Entries from a dataset

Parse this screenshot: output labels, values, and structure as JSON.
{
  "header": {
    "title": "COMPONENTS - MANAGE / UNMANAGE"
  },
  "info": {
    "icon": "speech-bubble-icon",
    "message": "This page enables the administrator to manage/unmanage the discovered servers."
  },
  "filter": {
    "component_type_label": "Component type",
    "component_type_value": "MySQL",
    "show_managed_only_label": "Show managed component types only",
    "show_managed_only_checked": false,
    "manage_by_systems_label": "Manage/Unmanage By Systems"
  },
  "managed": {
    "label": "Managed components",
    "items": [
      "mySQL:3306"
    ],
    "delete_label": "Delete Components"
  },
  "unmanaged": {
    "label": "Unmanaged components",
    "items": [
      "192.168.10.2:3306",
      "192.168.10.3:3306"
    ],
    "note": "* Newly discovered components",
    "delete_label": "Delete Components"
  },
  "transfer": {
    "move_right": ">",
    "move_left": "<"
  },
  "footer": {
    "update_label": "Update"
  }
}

==

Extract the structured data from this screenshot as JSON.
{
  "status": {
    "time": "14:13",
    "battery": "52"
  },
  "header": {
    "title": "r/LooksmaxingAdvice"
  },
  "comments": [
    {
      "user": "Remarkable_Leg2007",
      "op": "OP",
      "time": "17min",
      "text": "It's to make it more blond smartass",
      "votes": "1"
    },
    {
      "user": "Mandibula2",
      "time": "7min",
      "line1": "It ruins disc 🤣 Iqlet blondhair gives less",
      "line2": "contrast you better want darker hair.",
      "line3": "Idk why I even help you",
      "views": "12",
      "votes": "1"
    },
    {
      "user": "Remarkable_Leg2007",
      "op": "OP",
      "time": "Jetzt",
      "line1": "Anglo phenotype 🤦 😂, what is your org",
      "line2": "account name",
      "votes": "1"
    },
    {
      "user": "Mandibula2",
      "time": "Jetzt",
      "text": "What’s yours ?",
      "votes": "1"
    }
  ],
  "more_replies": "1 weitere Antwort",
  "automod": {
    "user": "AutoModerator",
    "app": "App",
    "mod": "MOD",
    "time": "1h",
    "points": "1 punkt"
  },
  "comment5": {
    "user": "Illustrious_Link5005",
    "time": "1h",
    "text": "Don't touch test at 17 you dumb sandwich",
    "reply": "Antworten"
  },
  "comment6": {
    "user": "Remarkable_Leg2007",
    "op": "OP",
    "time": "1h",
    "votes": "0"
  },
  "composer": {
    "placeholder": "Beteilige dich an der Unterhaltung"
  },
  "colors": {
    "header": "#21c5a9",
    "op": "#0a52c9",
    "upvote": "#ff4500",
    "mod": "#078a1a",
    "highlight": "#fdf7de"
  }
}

...

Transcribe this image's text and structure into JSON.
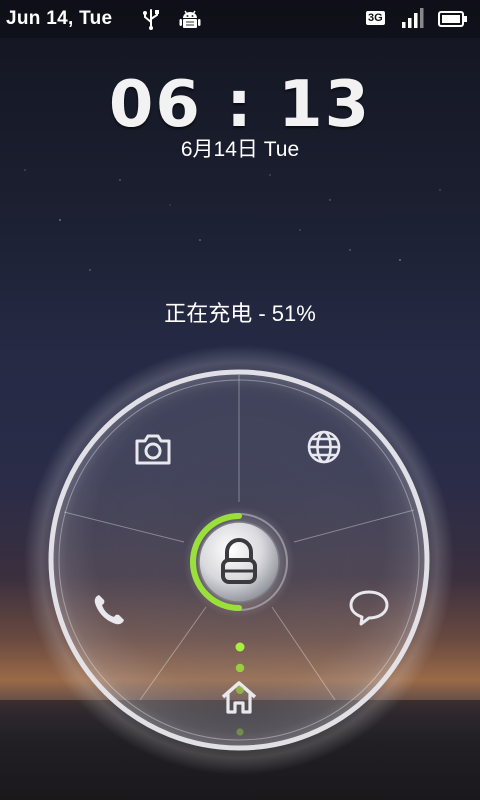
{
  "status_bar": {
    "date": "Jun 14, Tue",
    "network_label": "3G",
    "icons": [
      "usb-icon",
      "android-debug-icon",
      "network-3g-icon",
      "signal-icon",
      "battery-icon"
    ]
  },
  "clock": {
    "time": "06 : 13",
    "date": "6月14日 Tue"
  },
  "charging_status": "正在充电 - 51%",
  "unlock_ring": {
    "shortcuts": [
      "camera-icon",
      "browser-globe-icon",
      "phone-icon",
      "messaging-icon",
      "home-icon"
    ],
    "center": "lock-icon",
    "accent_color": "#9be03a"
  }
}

**Problem statement:** Count the lines of these entries that hold the string "JSON", and give only that number.

**Solution for this problem:** 3